* Begin *

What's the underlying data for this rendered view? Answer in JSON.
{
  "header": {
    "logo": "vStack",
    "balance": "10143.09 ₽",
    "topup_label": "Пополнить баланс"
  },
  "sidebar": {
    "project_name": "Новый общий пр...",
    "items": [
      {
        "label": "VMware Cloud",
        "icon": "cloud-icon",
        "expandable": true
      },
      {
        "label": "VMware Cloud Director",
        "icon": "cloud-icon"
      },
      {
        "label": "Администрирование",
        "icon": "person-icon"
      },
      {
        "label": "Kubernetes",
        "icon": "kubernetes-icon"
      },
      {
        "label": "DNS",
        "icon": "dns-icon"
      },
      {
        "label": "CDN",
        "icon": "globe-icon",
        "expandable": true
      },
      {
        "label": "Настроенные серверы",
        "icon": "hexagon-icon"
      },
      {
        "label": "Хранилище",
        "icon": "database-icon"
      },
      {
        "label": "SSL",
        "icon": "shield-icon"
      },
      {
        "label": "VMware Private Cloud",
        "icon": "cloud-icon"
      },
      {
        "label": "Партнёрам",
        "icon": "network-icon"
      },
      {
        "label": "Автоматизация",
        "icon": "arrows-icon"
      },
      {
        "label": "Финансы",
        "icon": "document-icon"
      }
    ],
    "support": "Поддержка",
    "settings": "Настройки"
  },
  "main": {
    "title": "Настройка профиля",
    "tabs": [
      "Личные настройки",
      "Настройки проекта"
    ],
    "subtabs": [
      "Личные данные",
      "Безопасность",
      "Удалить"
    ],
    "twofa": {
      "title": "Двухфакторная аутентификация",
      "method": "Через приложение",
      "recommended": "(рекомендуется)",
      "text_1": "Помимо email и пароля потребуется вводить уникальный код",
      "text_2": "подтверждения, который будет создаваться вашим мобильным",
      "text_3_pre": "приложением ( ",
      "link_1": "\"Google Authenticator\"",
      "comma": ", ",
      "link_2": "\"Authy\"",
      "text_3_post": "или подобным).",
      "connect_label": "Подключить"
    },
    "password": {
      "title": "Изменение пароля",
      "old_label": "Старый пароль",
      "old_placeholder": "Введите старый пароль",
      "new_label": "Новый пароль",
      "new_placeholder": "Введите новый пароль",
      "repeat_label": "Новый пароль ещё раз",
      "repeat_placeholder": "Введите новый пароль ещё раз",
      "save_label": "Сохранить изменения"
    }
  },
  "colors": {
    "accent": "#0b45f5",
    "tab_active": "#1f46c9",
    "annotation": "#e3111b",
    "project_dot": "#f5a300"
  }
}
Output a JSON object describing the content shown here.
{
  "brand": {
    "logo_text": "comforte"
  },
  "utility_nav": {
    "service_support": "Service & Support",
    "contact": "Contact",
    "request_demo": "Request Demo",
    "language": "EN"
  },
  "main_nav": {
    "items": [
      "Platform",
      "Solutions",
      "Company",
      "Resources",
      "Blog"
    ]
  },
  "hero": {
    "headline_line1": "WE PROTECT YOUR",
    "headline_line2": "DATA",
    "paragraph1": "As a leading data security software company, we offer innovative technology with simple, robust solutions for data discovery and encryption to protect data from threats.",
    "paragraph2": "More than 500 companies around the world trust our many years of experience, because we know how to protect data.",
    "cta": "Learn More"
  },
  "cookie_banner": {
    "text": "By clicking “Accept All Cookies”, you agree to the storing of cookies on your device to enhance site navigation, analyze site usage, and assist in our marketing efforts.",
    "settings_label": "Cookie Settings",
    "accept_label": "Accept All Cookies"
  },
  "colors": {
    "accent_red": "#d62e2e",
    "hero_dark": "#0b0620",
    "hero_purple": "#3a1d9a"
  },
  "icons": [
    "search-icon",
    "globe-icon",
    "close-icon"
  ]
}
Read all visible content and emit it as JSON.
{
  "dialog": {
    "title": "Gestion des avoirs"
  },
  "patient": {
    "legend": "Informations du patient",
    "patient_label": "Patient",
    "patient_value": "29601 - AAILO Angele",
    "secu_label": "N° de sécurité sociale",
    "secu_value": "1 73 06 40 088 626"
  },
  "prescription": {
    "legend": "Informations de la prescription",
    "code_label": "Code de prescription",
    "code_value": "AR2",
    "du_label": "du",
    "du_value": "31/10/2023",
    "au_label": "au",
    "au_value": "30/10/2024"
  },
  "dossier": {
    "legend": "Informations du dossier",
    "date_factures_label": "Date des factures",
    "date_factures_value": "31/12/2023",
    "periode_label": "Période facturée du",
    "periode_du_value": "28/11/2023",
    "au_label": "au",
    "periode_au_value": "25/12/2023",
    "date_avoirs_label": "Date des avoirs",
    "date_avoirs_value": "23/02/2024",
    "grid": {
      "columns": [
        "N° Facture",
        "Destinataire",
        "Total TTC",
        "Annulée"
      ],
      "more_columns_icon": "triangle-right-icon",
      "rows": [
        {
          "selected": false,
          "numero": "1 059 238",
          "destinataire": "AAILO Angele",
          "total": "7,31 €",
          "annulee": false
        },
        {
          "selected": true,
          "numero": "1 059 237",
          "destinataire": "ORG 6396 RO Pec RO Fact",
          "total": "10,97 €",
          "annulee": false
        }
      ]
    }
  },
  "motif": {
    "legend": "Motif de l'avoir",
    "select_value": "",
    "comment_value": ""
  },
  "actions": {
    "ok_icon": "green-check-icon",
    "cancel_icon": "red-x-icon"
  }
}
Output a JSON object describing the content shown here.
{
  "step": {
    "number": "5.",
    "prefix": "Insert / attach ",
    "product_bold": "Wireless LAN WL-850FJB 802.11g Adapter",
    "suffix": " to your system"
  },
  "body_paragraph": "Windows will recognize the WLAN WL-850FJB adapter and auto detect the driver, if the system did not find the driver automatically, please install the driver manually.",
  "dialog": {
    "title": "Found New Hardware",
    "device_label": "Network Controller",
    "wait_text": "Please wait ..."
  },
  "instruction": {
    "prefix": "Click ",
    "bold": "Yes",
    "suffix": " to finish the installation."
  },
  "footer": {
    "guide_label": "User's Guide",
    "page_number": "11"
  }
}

* End *

(Exercise instructions): Make an exact copy of the records.

(Exercise answer):
What's the underlying data for this rendered view? Answer in JSON.
{
  "header": {
    "logo": "vStack",
    "balance": "10143.09 ₽",
    "topup_label": "Пополнить баланс"
  },
  "sidebar": {
    "project_name": "Новый общий пр...",
    "items": [
      {
        "label": "VMware Cloud",
        "icon": "cloud-icon",
        "expandable": true
      },
      {
        "label": "VMware Cloud Director",
        "icon": "cloud-icon"
      },
      {
        "label": "Администрирование",
        "icon": "person-icon"
      },
      {
        "label": "Kubernetes",
        "icon": "kubernetes-icon"
      },
      {
        "label": "DNS",
        "icon": "dns-icon"
      },
      {
        "label": "CDN",
        "icon": "globe-icon",
        "expandable": true
      },
      {
        "label": "Настроенные серверы",
        "icon": "hexagon-icon"
      },
      {
        "label": "Хранилище",
        "icon": "database-icon"
      },
      {
        "label": "SSL",
        "icon": "shield-icon"
      },
      {
        "label": "VMware Private Cloud",
        "icon": "cloud-icon"
      },
      {
        "label": "Партнёрам",
        "icon": "network-icon"
      },
      {
        "label": "Автоматизация",
        "icon": "arrows-icon"
      },
      {
        "label": "Финансы",
        "icon": "document-icon"
      }
    ],
    "support": "Поддержка",
    "settings": "Настройки"
  },
  "main": {
    "title": "Настройка профиля",
    "tabs": [
      "Личные настройки",
      "Настройки проекта"
    ],
    "subtabs": [
      "Личные данные",
      "Безопасность",
      "Удалить"
    ],
    "twofa": {
      "title": "Двухфакторная аутентификация",
      "method": "Через приложение",
      "recommended": "(рекомендуется)",
      "text_1": "Помимо email и пароля потребуется вводить уникальный код",
      "text_2": "подтверждения, который будет создаваться вашим мобильным",
      "text_3_pre": "приложением ( ",
      "link_1": "\"Google Authenticator\"",
      "comma": ", ",
      "link_2": "\"Authy\"",
      "text_3_post": "или подобным).",
      "connect_label": "Подключить"
    },
    "password": {
      "title": "Изменение пароля",
      "old_label": "Старый пароль",
      "old_placeholder": "Введите старый пароль",
      "new_label": "Новый пароль",
      "new_placeholder": "Введите новый пароль",
      "repeat_label": "Новый пароль ещё раз",
      "repeat_placeholder": "Введите новый пароль ещё раз",
      "save_label": "Сохранить изменения"
    }
  },
  "colors": {
    "accent": "#0b45f5",
    "tab_active": "#1f46c9",
    "annotation": "#e3111b",
    "project_dot": "#f5a300"
  }
}
Output a JSON object describing the content shown here.
{
  "brand": {
    "logo_text": "comforte"
  },
  "utility_nav": {
    "service_support": "Service & Support",
    "contact": "Contact",
    "request_demo": "Request Demo",
    "language": "EN"
  },
  "main_nav": {
    "items": [
      "Platform",
      "Solutions",
      "Company",
      "Resources",
      "Blog"
    ]
  },
  "hero": {
    "headline_line1": "WE PROTECT YOUR",
    "headline_line2": "DATA",
    "paragraph1": "As a leading data security software company, we offer innovative technology with simple, robust solutions for data discovery and encryption to protect data from threats.",
    "paragraph2": "More than 500 companies around the world trust our many years of experience, because we know how to protect data.",
    "cta": "Learn More"
  },
  "cookie_banner": {
    "text": "By clicking “Accept All Cookies”, you agree to the storing of cookies on your device to enhance site navigation, analyze site usage, and assist in our marketing efforts.",
    "settings_label": "Cookie Settings",
    "accept_label": "Accept All Cookies"
  },
  "colors": {
    "accent_red": "#d62e2e",
    "hero_dark": "#0b0620",
    "hero_purple": "#3a1d9a"
  },
  "icons": [
    "search-icon",
    "globe-icon",
    "close-icon"
  ]
}
Read all visible content and emit it as JSON.
{
  "dialog": {
    "title": "Gestion des avoirs"
  },
  "patient": {
    "legend": "Informations du patient",
    "patient_label": "Patient",
    "patient_value": "29601 - AAILO Angele",
    "secu_label": "N° de sécurité sociale",
    "secu_value": "1 73 06 40 088 626"
  },
  "prescription": {
    "legend": "Informations de la prescription",
    "code_label": "Code de prescription",
    "code_value": "AR2",
    "du_label": "du",
    "du_value": "31/10/2023",
    "au_label": "au",
    "au_value": "30/10/2024"
  },
  "dossier": {
    "legend": "Informations du dossier",
    "date_factures_label": "Date des factures",
    "date_factures_value": "31/12/2023",
    "periode_label": "Période facturée du",
    "periode_du_value": "28/11/2023",
    "au_label": "au",
    "periode_au_value": "25/12/2023",
    "date_avoirs_label": "Date des avoirs",
    "date_avoirs_value": "23/02/2024",
    "grid": {
      "columns": [
        "N° Facture",
        "Destinataire",
        "Total TTC",
        "Annulée"
      ],
      "more_columns_icon": "triangle-right-icon",
      "rows": [
        {
          "selected": false,
          "numero": "1 059 238",
          "destinataire": "AAILO Angele",
          "total": "7,31 €",
          "annulee": false
        },
        {
          "selected": true,
          "numero": "1 059 237",
          "destinataire": "ORG 6396 RO Pec RO Fact",
          "total": "10,97 €",
          "annulee": false
        }
      ]
    }
  },
  "motif": {
    "legend": "Motif de l'avoir",
    "select_value": "",
    "comment_value": ""
  },
  "actions": {
    "ok_icon": "green-check-icon",
    "cancel_icon": "red-x-icon"
  }
}
Output a JSON object describing the content shown here.
{
  "step": {
    "number": "5.",
    "prefix": "Insert / attach ",
    "product_bold": "Wireless LAN WL-850FJB 802.11g Adapter",
    "suffix": " to your system"
  },
  "body_paragraph": "Windows will recognize the WLAN WL-850FJB adapter and auto detect the driver, if the system did not find the driver automatically, please install the driver manually.",
  "dialog": {
    "title": "Found New Hardware",
    "device_label": "Network Controller",
    "wait_text": "Please wait ..."
  },
  "instruction": {
    "prefix": "Click ",
    "bold": "Yes",
    "suffix": " to finish the installation."
  },
  "footer": {
    "guide_label": "User's Guide",
    "page_number": "11"
  }
}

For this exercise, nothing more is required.